▶ _EXERCISE REQUIREMENTS_
Gather up the lines with the word "text" in them.

## BEGIN RECORDS TO USE

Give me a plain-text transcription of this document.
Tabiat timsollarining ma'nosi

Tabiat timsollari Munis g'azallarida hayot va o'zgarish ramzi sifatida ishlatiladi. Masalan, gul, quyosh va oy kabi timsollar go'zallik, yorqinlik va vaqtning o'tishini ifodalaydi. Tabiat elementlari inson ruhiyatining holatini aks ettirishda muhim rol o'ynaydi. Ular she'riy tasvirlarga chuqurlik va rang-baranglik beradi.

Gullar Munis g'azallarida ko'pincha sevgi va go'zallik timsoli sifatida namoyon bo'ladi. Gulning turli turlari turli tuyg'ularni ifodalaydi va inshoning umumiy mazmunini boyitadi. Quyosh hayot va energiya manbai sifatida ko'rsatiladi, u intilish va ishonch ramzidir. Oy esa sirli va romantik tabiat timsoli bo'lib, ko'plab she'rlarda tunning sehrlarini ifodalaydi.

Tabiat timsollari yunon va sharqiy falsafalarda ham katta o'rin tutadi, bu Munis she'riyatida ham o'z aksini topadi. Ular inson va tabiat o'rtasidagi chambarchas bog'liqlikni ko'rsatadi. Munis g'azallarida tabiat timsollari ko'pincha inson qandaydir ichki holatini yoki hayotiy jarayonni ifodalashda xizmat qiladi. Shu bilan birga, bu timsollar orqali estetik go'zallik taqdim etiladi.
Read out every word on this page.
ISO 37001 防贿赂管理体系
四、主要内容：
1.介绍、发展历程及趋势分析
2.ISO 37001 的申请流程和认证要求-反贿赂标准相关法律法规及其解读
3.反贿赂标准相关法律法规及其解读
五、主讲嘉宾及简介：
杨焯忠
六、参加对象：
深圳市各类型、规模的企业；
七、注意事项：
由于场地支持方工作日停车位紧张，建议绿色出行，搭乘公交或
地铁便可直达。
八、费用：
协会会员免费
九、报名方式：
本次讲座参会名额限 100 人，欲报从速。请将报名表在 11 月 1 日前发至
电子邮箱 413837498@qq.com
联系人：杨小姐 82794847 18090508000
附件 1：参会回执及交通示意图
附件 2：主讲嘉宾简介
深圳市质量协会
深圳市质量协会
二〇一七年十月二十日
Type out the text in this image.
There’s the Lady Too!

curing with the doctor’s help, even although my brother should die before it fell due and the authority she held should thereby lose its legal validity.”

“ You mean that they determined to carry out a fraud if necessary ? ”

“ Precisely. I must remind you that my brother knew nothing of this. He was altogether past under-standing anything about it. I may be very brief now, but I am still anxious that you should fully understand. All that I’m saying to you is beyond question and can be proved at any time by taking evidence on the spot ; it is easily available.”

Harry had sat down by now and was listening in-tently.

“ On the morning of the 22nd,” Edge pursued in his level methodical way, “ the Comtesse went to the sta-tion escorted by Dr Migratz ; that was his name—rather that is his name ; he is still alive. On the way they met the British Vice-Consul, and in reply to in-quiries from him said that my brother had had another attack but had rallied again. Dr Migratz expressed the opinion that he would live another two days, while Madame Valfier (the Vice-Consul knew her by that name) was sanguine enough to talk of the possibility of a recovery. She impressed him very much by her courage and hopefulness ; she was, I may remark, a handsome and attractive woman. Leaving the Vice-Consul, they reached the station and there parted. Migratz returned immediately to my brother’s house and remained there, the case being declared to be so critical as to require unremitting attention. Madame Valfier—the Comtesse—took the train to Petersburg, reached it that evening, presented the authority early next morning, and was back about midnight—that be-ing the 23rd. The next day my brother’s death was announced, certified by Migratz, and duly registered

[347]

## END RECORDS TO USE

▶ _WRITTEN ANSWER_
Give me a plain-text transcription of this document.
Type out the text in this image.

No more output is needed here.